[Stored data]
......

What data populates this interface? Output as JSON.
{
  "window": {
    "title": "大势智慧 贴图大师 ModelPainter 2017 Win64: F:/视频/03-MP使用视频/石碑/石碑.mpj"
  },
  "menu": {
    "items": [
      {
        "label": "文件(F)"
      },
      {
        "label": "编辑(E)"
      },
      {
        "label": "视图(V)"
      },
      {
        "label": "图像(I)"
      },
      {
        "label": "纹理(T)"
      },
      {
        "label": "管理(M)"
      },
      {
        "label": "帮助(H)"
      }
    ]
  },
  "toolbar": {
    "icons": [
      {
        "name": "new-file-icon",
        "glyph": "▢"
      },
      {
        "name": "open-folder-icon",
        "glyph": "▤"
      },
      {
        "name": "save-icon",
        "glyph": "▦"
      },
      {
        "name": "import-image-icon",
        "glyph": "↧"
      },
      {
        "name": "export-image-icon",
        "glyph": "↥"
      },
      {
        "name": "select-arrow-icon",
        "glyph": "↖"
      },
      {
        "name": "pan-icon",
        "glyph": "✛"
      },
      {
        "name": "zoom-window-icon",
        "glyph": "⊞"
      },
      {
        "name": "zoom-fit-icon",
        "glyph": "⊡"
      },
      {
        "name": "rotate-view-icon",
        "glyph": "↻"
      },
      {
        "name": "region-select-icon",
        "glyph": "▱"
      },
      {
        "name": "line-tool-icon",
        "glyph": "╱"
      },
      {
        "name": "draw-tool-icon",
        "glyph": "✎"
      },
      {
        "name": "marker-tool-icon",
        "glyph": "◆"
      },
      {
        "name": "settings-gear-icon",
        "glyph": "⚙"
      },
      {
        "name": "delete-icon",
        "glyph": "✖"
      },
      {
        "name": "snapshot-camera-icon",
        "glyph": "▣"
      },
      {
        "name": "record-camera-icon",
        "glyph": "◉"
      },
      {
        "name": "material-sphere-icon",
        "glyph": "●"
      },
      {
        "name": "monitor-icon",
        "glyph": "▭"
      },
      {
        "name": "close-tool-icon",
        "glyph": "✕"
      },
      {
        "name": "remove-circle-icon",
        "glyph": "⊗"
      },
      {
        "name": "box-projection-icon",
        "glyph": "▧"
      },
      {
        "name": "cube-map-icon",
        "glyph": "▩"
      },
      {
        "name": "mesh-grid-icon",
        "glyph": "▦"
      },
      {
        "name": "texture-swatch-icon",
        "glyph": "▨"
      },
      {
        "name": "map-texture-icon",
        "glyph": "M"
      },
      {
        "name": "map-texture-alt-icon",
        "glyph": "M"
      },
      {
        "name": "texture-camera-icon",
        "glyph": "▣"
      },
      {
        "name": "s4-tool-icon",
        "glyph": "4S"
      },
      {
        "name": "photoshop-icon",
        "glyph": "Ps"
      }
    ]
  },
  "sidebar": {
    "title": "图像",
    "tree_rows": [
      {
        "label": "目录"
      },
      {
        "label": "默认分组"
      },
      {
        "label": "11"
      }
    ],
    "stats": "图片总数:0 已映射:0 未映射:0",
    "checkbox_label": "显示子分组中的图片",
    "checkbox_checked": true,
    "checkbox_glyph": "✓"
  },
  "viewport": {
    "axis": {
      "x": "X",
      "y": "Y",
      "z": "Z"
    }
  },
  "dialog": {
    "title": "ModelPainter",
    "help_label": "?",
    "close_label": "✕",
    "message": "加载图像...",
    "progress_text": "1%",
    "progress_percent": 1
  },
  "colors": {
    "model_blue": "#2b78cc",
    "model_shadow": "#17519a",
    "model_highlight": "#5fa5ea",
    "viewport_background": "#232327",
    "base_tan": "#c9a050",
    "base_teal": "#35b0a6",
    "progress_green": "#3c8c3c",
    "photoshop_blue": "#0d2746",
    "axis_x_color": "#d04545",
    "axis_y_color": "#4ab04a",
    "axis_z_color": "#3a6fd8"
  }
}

......

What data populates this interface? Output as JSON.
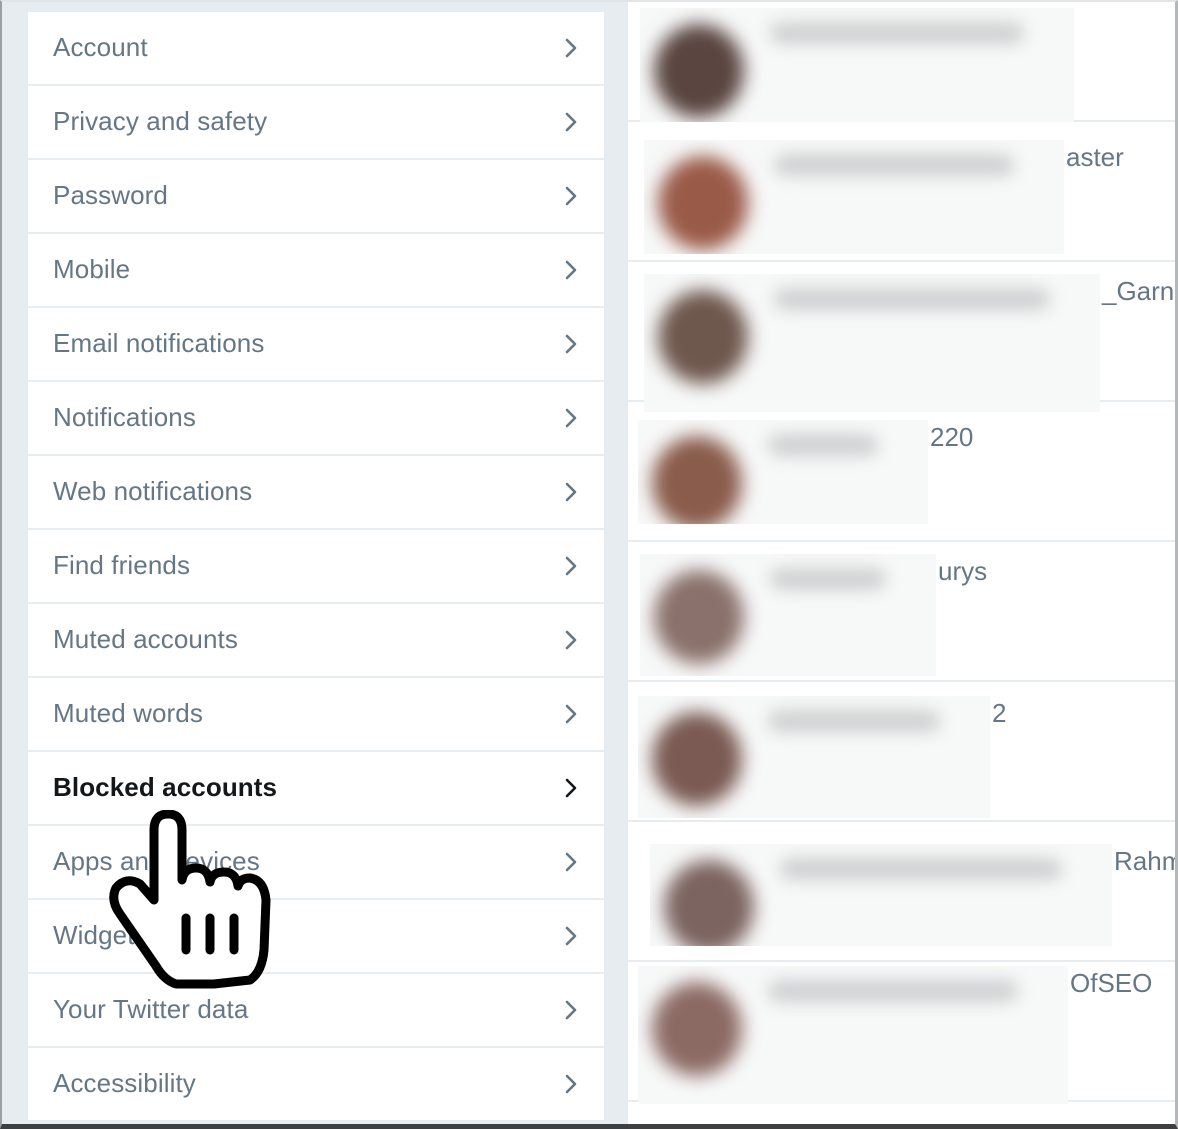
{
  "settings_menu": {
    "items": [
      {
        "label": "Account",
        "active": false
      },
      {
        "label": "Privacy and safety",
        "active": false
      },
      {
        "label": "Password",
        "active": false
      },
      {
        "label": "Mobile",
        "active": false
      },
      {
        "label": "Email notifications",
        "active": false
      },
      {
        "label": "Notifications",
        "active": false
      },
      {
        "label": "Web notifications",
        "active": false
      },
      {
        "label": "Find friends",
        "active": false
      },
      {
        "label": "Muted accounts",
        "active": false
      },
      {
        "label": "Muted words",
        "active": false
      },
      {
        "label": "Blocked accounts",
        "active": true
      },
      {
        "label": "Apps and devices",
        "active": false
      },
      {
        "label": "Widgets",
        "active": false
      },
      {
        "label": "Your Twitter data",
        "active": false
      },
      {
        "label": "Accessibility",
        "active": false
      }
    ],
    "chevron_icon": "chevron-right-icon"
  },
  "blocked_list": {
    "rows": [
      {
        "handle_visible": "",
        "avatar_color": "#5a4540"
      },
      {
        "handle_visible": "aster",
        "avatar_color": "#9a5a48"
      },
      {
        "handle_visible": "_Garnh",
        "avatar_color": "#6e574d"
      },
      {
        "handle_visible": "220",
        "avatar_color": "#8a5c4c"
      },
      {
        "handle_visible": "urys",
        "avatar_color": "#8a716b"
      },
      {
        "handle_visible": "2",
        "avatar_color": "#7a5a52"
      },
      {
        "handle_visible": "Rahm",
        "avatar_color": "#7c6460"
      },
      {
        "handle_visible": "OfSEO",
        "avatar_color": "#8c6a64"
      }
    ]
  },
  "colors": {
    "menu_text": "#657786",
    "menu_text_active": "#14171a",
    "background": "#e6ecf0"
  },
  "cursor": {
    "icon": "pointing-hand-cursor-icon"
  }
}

......

Exercise = Copy each line that contains the word "select".

Task output =
        "name": "select-arrow-icon",
        "name": "region-select-icon",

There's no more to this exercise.